* WHAT IS REQUIRED: Print all records exactly, leaving nothing out.

::: EXERCISE INPUT :::

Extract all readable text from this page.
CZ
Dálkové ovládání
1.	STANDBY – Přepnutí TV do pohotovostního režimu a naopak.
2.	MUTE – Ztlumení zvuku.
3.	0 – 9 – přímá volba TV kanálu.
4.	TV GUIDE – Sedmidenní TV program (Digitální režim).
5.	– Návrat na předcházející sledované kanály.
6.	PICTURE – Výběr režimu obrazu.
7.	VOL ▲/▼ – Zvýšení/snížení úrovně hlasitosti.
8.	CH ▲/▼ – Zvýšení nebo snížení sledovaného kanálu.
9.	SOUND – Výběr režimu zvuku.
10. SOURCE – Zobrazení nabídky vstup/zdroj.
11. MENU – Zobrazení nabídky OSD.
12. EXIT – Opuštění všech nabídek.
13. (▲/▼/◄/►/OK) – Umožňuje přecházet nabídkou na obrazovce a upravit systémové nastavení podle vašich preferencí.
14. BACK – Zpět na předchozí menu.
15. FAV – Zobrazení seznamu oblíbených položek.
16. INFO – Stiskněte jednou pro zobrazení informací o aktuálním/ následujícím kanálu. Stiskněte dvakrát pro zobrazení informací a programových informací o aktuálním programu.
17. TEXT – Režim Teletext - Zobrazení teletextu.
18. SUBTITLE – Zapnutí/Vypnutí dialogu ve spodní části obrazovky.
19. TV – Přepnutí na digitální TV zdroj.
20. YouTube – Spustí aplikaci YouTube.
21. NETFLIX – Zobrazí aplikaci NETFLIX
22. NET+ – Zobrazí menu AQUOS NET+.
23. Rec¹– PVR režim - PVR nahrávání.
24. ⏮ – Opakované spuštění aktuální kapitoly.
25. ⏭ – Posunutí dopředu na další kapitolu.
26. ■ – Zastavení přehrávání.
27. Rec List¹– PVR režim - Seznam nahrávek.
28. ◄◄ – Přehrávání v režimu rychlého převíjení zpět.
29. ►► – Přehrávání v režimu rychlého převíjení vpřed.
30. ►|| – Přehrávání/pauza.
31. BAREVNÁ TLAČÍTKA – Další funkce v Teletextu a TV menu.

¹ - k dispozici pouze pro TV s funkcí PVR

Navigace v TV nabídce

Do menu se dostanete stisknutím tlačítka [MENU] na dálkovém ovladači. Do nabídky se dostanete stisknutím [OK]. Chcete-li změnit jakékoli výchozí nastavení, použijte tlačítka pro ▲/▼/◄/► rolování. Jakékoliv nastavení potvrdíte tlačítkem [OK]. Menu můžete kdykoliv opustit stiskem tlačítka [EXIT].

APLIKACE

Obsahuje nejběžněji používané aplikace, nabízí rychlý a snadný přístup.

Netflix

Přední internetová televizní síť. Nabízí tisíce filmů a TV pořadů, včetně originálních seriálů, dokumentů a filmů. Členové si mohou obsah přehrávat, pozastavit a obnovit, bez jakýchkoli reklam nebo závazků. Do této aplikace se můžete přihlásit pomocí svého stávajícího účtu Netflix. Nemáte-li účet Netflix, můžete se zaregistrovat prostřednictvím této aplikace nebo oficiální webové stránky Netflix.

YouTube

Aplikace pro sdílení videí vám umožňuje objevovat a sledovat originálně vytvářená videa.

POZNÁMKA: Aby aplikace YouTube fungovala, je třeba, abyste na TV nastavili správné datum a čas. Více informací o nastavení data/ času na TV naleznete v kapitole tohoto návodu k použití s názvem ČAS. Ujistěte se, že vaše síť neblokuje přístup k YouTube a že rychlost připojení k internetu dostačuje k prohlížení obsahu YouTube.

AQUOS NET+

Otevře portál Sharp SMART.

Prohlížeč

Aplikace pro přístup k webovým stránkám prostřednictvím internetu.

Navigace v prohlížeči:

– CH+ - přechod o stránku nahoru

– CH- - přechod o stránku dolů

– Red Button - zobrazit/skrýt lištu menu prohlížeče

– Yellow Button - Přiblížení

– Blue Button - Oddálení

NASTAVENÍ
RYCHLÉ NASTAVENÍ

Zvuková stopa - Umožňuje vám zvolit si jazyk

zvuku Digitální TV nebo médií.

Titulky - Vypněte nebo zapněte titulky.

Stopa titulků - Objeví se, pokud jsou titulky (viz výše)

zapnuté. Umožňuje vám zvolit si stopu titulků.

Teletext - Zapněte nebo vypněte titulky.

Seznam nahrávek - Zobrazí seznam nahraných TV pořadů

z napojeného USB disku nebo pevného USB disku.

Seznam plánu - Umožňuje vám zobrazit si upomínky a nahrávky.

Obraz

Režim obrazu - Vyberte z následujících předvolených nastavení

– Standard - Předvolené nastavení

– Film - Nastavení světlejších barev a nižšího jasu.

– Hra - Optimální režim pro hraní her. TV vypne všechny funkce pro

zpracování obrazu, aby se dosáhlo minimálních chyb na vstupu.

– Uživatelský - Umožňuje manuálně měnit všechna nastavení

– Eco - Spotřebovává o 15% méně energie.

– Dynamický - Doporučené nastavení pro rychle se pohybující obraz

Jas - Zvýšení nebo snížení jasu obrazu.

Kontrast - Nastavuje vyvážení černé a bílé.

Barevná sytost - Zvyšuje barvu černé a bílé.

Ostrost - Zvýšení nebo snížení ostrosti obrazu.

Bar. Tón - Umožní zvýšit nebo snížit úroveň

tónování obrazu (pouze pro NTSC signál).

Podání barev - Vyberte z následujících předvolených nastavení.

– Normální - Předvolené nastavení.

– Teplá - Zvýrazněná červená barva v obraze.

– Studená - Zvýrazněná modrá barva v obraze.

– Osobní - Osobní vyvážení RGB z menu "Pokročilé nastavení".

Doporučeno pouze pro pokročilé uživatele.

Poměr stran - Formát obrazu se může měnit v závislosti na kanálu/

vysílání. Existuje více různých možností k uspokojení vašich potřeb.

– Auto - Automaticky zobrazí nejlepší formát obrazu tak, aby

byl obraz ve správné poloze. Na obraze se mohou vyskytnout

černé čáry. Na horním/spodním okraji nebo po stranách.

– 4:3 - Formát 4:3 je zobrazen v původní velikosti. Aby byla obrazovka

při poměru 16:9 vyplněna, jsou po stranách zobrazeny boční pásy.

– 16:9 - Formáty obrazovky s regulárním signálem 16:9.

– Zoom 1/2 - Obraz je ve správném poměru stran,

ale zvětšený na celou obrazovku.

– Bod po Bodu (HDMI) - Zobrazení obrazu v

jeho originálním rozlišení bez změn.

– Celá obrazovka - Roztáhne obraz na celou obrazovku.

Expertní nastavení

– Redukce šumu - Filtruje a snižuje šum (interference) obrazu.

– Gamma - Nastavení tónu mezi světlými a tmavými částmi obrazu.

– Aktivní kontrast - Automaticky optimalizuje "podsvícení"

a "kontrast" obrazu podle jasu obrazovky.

:::

* TASK RESULT:
Extract all readable text from this page.
CZ
Dálkové ovládání
1.	STANDBY – Přepnutí TV do pohotovostního režimu a naopak.
2.	MUTE – Ztlumení zvuku.
3.	0 – 9 – přímá volba TV kanálu.
4.	TV GUIDE – Sedmidenní TV program (Digitální režim).
5.	– Návrat na předcházející sledované kanály.
6.	PICTURE – Výběr režimu obrazu.
7.	VOL ▲/▼ – Zvýšení/snížení úrovně hlasitosti.
8.	CH ▲/▼ – Zvýšení nebo snížení sledovaného kanálu.
9.	SOUND – Výběr režimu zvuku.
10. SOURCE – Zobrazení nabídky vstup/zdroj.
11. MENU – Zobrazení nabídky OSD.
12. EXIT – Opuštění všech nabídek.
13. (▲/▼/◄/►/OK) – Umožňuje přecházet nabídkou na obrazovce a upravit systémové nastavení podle vašich preferencí.
14. BACK – Zpět na předchozí menu.
15. FAV – Zobrazení seznamu oblíbených položek.
16. INFO – Stiskněte jednou pro zobrazení informací o aktuálním/ následujícím kanálu. Stiskněte dvakrát pro zobrazení informací a programových informací o aktuálním programu.
17. TEXT – Režim Teletext - Zobrazení teletextu.
18. SUBTITLE – Zapnutí/Vypnutí dialogu ve spodní části obrazovky.
19. TV – Přepnutí na digitální TV zdroj.
20. YouTube – Spustí aplikaci YouTube.
21. NETFLIX – Zobrazí aplikaci NETFLIX
22. NET+ – Zobrazí menu AQUOS NET+.
23. Rec¹– PVR režim - PVR nahrávání.
24. ⏮ – Opakované spuštění aktuální kapitoly.
25. ⏭ – Posunutí dopředu na další kapitolu.
26. ■ – Zastavení přehrávání.
27. Rec List¹– PVR režim - Seznam nahrávek.
28. ◄◄ – Přehrávání v režimu rychlého převíjení zpět.
29. ►► – Přehrávání v režimu rychlého převíjení vpřed.
30. ►|| – Přehrávání/pauza.
31. BAREVNÁ TLAČÍTKA – Další funkce v Teletextu a TV menu.

¹ - k dispozici pouze pro TV s funkcí PVR

Navigace v TV nabídce

Do menu se dostanete stisknutím tlačítka [MENU] na dálkovém ovladači. Do nabídky se dostanete stisknutím [OK]. Chcete-li změnit jakékoli výchozí nastavení, použijte tlačítka pro ▲/▼/◄/► rolování. Jakékoliv nastavení potvrdíte tlačítkem [OK]. Menu můžete kdykoliv opustit stiskem tlačítka [EXIT].

APLIKACE

Obsahuje nejběžněji používané aplikace, nabízí rychlý a snadný přístup.

Netflix

Přední internetová televizní síť. Nabízí tisíce filmů a TV pořadů, včetně originálních seriálů, dokumentů a filmů. Členové si mohou obsah přehrávat, pozastavit a obnovit, bez jakýchkoli reklam nebo závazků. Do této aplikace se můžete přihlásit pomocí svého stávajícího účtu Netflix. Nemáte-li účet Netflix, můžete se zaregistrovat prostřednictvím této aplikace nebo oficiální webové stránky Netflix.

YouTube

Aplikace pro sdílení videí vám umožňuje objevovat a sledovat originálně vytvářená videa.

POZNÁMKA: Aby aplikace YouTube fungovala, je třeba, abyste na TV nastavili správné datum a čas. Více informací o nastavení data/ času na TV naleznete v kapitole tohoto návodu k použití s názvem ČAS. Ujistěte se, že vaše síť neblokuje přístup k YouTube a že rychlost připojení k internetu dostačuje k prohlížení obsahu YouTube.

AQUOS NET+

Otevře portál Sharp SMART.

Prohlížeč

Aplikace pro přístup k webovým stránkám prostřednictvím internetu.

Navigace v prohlížeči:

– CH+ - přechod o stránku nahoru

– CH- - přechod o stránku dolů

– Red Button - zobrazit/skrýt lištu menu prohlížeče

– Yellow Button - Přiblížení

– Blue Button - Oddálení

NASTAVENÍ
RYCHLÉ NASTAVENÍ

Zvuková stopa - Umožňuje vám zvolit si jazyk

zvuku Digitální TV nebo médií.

Titulky - Vypněte nebo zapněte titulky.

Stopa titulků - Objeví se, pokud jsou titulky (viz výše)

zapnuté. Umožňuje vám zvolit si stopu titulků.

Teletext - Zapněte nebo vypněte titulky.

Seznam nahrávek - Zobrazí seznam nahraných TV pořadů

z napojeného USB disku nebo pevného USB disku.

Seznam plánu - Umožňuje vám zobrazit si upomínky a nahrávky.

Obraz

Režim obrazu - Vyberte z následujících předvolených nastavení

– Standard - Předvolené nastavení

– Film - Nastavení světlejších barev a nižšího jasu.

– Hra - Optimální režim pro hraní her. TV vypne všechny funkce pro

zpracování obrazu, aby se dosáhlo minimálních chyb na vstupu.

– Uživatelský - Umožňuje manuálně měnit všechna nastavení

– Eco - Spotřebovává o 15% méně energie.

– Dynamický - Doporučené nastavení pro rychle se pohybující obraz

Jas - Zvýšení nebo snížení jasu obrazu.

Kontrast - Nastavuje vyvážení černé a bílé.

Barevná sytost - Zvyšuje barvu černé a bílé.

Ostrost - Zvýšení nebo snížení ostrosti obrazu.

Bar. Tón - Umožní zvýšit nebo snížit úroveň

tónování obrazu (pouze pro NTSC signál).

Podání barev - Vyberte z následujících předvolených nastavení.

– Normální - Předvolené nastavení.

– Teplá - Zvýrazněná červená barva v obraze.

– Studená - Zvýrazněná modrá barva v obraze.

– Osobní - Osobní vyvážení RGB z menu "Pokročilé nastavení".

Doporučeno pouze pro pokročilé uživatele.

Poměr stran - Formát obrazu se může měnit v závislosti na kanálu/

vysílání. Existuje více různých možností k uspokojení vašich potřeb.

– Auto - Automaticky zobrazí nejlepší formát obrazu tak, aby

byl obraz ve správné poloze. Na obraze se mohou vyskytnout

černé čáry. Na horním/spodním okraji nebo po stranách.

– 4:3 - Formát 4:3 je zobrazen v původní velikosti. Aby byla obrazovka

při poměru 16:9 vyplněna, jsou po stranách zobrazeny boční pásy.

– 16:9 - Formáty obrazovky s regulárním signálem 16:9.

– Zoom 1/2 - Obraz je ve správném poměru stran,

ale zvětšený na celou obrazovku.

– Bod po Bodu (HDMI) - Zobrazení obrazu v

jeho originálním rozlišení bez změn.

– Celá obrazovka - Roztáhne obraz na celou obrazovku.

Expertní nastavení

– Redukce šumu - Filtruje a snižuje šum (interference) obrazu.

– Gamma - Nastavení tónu mezi světlými a tmavými částmi obrazu.

– Aktivní kontrast - Automaticky optimalizuje "podsvícení"

a "kontrast" obrazu podle jasu obrazovky.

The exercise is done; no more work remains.